-- START Provided data --
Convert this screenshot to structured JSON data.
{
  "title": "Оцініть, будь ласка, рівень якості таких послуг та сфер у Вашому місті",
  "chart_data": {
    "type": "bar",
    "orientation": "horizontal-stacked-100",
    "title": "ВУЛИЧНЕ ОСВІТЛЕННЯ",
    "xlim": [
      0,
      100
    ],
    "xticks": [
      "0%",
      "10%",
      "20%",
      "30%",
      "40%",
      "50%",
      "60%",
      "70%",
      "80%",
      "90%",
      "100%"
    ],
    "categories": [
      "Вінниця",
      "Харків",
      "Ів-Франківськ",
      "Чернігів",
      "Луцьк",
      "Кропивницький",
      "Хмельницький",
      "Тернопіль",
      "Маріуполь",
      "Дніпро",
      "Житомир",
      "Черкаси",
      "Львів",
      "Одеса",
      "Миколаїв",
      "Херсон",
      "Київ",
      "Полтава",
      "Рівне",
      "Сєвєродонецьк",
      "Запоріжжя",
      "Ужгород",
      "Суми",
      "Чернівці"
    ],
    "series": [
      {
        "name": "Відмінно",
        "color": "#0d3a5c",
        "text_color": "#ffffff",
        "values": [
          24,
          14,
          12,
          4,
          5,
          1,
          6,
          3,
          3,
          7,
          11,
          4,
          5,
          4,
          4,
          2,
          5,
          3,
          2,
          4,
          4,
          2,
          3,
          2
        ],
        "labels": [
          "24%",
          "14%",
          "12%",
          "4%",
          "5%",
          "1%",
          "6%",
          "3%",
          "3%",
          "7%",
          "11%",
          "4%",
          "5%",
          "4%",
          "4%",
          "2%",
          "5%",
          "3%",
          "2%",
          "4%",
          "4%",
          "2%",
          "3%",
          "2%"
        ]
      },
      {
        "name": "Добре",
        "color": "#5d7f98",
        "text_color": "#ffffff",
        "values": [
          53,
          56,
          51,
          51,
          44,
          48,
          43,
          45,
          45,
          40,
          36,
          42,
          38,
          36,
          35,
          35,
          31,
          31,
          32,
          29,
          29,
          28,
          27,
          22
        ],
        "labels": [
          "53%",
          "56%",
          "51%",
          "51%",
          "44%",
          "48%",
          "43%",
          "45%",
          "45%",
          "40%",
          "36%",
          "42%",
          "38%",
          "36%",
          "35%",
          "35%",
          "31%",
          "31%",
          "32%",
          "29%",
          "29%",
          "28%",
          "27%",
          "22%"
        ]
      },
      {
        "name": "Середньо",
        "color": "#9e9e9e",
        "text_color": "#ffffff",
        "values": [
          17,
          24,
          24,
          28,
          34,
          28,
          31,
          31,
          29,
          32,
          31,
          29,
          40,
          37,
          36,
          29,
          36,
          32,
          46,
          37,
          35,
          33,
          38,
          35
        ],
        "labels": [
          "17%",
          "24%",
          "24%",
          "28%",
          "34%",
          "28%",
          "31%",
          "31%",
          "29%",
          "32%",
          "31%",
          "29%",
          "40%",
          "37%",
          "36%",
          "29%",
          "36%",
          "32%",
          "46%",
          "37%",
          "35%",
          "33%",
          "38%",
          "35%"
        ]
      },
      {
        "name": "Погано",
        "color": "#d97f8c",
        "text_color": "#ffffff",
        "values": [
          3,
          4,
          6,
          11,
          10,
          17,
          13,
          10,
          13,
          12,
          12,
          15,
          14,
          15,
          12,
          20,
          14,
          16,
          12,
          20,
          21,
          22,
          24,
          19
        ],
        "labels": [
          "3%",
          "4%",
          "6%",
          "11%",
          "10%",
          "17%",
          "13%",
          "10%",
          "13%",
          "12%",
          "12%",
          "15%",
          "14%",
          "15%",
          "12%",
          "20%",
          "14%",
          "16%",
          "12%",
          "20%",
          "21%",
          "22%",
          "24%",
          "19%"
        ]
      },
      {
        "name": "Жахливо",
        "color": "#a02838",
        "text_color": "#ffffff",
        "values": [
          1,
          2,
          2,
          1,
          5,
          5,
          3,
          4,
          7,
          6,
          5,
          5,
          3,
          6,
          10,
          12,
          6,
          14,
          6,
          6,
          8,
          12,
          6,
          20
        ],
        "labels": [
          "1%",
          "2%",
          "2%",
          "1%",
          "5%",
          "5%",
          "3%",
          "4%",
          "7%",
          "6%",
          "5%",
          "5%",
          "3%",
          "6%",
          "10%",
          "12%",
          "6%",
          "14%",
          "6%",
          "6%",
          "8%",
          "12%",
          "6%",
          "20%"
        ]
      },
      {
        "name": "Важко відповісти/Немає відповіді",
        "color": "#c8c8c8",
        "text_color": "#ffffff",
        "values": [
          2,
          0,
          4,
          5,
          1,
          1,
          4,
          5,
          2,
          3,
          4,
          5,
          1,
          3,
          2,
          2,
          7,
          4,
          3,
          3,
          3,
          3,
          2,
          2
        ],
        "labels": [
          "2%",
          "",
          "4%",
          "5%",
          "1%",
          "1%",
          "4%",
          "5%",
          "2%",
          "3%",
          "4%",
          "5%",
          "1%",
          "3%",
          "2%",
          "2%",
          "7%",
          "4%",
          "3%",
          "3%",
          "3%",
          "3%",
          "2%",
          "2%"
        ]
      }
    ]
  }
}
-- END Provided data --
▶ [Exercise] Nothing should be left out: repeat all of the data exactly.

▶ [Correct answer]
Convert this screenshot to structured JSON data.
{
  "title": "Оцініть, будь ласка, рівень якості таких послуг та сфер у Вашому місті",
  "chart_data": {
    "type": "bar",
    "orientation": "horizontal-stacked-100",
    "title": "ВУЛИЧНЕ ОСВІТЛЕННЯ",
    "xlim": [
      0,
      100
    ],
    "xticks": [
      "0%",
      "10%",
      "20%",
      "30%",
      "40%",
      "50%",
      "60%",
      "70%",
      "80%",
      "90%",
      "100%"
    ],
    "categories": [
      "Вінниця",
      "Харків",
      "Ів-Франківськ",
      "Чернігів",
      "Луцьк",
      "Кропивницький",
      "Хмельницький",
      "Тернопіль",
      "Маріуполь",
      "Дніпро",
      "Житомир",
      "Черкаси",
      "Львів",
      "Одеса",
      "Миколаїв",
      "Херсон",
      "Київ",
      "Полтава",
      "Рівне",
      "Сєвєродонецьк",
      "Запоріжжя",
      "Ужгород",
      "Суми",
      "Чернівці"
    ],
    "series": [
      {
        "name": "Відмінно",
        "color": "#0d3a5c",
        "text_color": "#ffffff",
        "values": [
          24,
          14,
          12,
          4,
          5,
          1,
          6,
          3,
          3,
          7,
          11,
          4,
          5,
          4,
          4,
          2,
          5,
          3,
          2,
          4,
          4,
          2,
          3,
          2
        ],
        "labels": [
          "24%",
          "14%",
          "12%",
          "4%",
          "5%",
          "1%",
          "6%",
          "3%",
          "3%",
          "7%",
          "11%",
          "4%",
          "5%",
          "4%",
          "4%",
          "2%",
          "5%",
          "3%",
          "2%",
          "4%",
          "4%",
          "2%",
          "3%",
          "2%"
        ]
      },
      {
        "name": "Добре",
        "color": "#5d7f98",
        "text_color": "#ffffff",
        "values": [
          53,
          56,
          51,
          51,
          44,
          48,
          43,
          45,
          45,
          40,
          36,
          42,
          38,
          36,
          35,
          35,
          31,
          31,
          32,
          29,
          29,
          28,
          27,
          22
        ],
        "labels": [
          "53%",
          "56%",
          "51%",
          "51%",
          "44%",
          "48%",
          "43%",
          "45%",
          "45%",
          "40%",
          "36%",
          "42%",
          "38%",
          "36%",
          "35%",
          "35%",
          "31%",
          "31%",
          "32%",
          "29%",
          "29%",
          "28%",
          "27%",
          "22%"
        ]
      },
      {
        "name": "Середньо",
        "color": "#9e9e9e",
        "text_color": "#ffffff",
        "values": [
          17,
          24,
          24,
          28,
          34,
          28,
          31,
          31,
          29,
          32,
          31,
          29,
          40,
          37,
          36,
          29,
          36,
          32,
          46,
          37,
          35,
          33,
          38,
          35
        ],
        "labels": [
          "17%",
          "24%",
          "24%",
          "28%",
          "34%",
          "28%",
          "31%",
          "31%",
          "29%",
          "32%",
          "31%",
          "29%",
          "40%",
          "37%",
          "36%",
          "29%",
          "36%",
          "32%",
          "46%",
          "37%",
          "35%",
          "33%",
          "38%",
          "35%"
        ]
      },
      {
        "name": "Погано",
        "color": "#d97f8c",
        "text_color": "#ffffff",
        "values": [
          3,
          4,
          6,
          11,
          10,
          17,
          13,
          10,
          13,
          12,
          12,
          15,
          14,
          15,
          12,
          20,
          14,
          16,
          12,
          20,
          21,
          22,
          24,
          19
        ],
        "labels": [
          "3%",
          "4%",
          "6%",
          "11%",
          "10%",
          "17%",
          "13%",
          "10%",
          "13%",
          "12%",
          "12%",
          "15%",
          "14%",
          "15%",
          "12%",
          "20%",
          "14%",
          "16%",
          "12%",
          "20%",
          "21%",
          "22%",
          "24%",
          "19%"
        ]
      },
      {
        "name": "Жахливо",
        "color": "#a02838",
        "text_color": "#ffffff",
        "values": [
          1,
          2,
          2,
          1,
          5,
          5,
          3,
          4,
          7,
          6,
          5,
          5,
          3,
          6,
          10,
          12,
          6,
          14,
          6,
          6,
          8,
          12,
          6,
          20
        ],
        "labels": [
          "1%",
          "2%",
          "2%",
          "1%",
          "5%",
          "5%",
          "3%",
          "4%",
          "7%",
          "6%",
          "5%",
          "5%",
          "3%",
          "6%",
          "10%",
          "12%",
          "6%",
          "14%",
          "6%",
          "6%",
          "8%",
          "12%",
          "6%",
          "20%"
        ]
      },
      {
        "name": "Важко відповісти/Немає відповіді",
        "color": "#c8c8c8",
        "text_color": "#ffffff",
        "values": [
          2,
          0,
          4,
          5,
          1,
          1,
          4,
          5,
          2,
          3,
          4,
          5,
          1,
          3,
          2,
          2,
          7,
          4,
          3,
          3,
          3,
          3,
          2,
          2
        ],
        "labels": [
          "2%",
          "",
          "4%",
          "5%",
          "1%",
          "1%",
          "4%",
          "5%",
          "2%",
          "3%",
          "4%",
          "5%",
          "1%",
          "3%",
          "2%",
          "2%",
          "7%",
          "4%",
          "3%",
          "3%",
          "3%",
          "3%",
          "2%",
          "2%"
        ]
      }
    ]
  }
}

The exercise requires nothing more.